## TASK GOAL
Report all lines from the entries below in which "asymptomatic" appears.

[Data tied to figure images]
============================================================

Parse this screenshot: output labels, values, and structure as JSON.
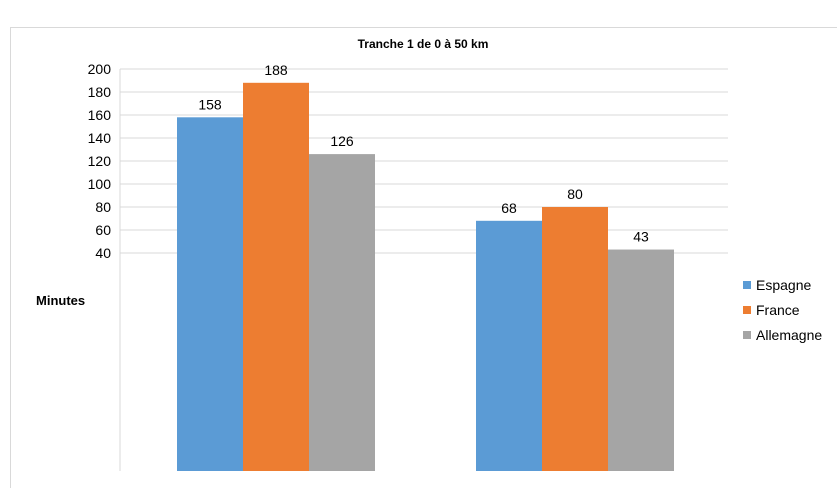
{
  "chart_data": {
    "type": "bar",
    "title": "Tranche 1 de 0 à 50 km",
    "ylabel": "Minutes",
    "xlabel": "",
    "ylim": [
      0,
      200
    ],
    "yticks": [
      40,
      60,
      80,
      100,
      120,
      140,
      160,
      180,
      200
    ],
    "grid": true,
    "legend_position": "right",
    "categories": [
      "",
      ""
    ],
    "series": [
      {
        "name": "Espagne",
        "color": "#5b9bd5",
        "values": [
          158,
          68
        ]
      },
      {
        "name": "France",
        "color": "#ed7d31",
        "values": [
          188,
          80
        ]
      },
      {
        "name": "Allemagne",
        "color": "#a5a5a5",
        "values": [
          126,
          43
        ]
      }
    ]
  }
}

============================================================

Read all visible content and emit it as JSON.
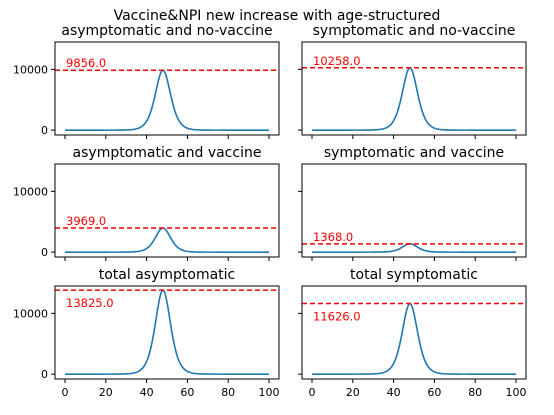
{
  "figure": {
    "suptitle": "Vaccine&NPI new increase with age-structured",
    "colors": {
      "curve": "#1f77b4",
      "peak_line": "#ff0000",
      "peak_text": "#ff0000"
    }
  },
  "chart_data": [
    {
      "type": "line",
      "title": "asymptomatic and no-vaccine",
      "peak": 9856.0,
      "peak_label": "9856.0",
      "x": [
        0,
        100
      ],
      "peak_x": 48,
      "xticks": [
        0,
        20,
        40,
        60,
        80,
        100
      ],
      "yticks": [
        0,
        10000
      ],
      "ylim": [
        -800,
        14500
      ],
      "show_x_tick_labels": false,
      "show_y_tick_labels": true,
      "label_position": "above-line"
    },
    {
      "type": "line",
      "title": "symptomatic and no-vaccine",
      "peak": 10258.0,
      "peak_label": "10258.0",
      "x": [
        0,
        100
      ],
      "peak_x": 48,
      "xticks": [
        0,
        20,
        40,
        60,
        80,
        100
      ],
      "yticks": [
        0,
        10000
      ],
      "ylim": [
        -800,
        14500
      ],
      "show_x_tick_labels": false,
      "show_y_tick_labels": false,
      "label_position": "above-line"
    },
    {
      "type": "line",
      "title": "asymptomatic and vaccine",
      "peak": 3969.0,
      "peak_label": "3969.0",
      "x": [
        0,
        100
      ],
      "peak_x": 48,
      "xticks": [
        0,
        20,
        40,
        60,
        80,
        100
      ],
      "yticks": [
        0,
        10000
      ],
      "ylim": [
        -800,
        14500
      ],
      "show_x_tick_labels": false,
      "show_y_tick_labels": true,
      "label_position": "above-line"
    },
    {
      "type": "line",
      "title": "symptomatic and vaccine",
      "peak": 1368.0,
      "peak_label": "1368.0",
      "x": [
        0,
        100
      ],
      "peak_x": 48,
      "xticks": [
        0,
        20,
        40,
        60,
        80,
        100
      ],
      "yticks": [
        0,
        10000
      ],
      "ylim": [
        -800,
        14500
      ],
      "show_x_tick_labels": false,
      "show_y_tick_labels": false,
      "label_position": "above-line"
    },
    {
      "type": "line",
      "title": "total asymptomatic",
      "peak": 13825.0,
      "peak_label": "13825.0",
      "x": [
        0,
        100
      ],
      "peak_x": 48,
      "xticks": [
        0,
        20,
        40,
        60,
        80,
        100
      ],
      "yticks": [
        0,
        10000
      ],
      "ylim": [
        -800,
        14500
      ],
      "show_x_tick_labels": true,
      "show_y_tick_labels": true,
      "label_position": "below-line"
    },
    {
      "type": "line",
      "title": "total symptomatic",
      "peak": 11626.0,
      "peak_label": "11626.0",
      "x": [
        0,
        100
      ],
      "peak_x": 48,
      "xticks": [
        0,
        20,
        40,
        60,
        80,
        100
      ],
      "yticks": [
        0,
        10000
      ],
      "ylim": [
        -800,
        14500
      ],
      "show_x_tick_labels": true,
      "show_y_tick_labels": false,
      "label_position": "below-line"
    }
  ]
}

============================================================

## ANSWER TO THE EXERCISE
      "title": "asymptomatic and no-vaccine",
      "title": "asymptomatic and vaccine",
      "title": "total asymptomatic",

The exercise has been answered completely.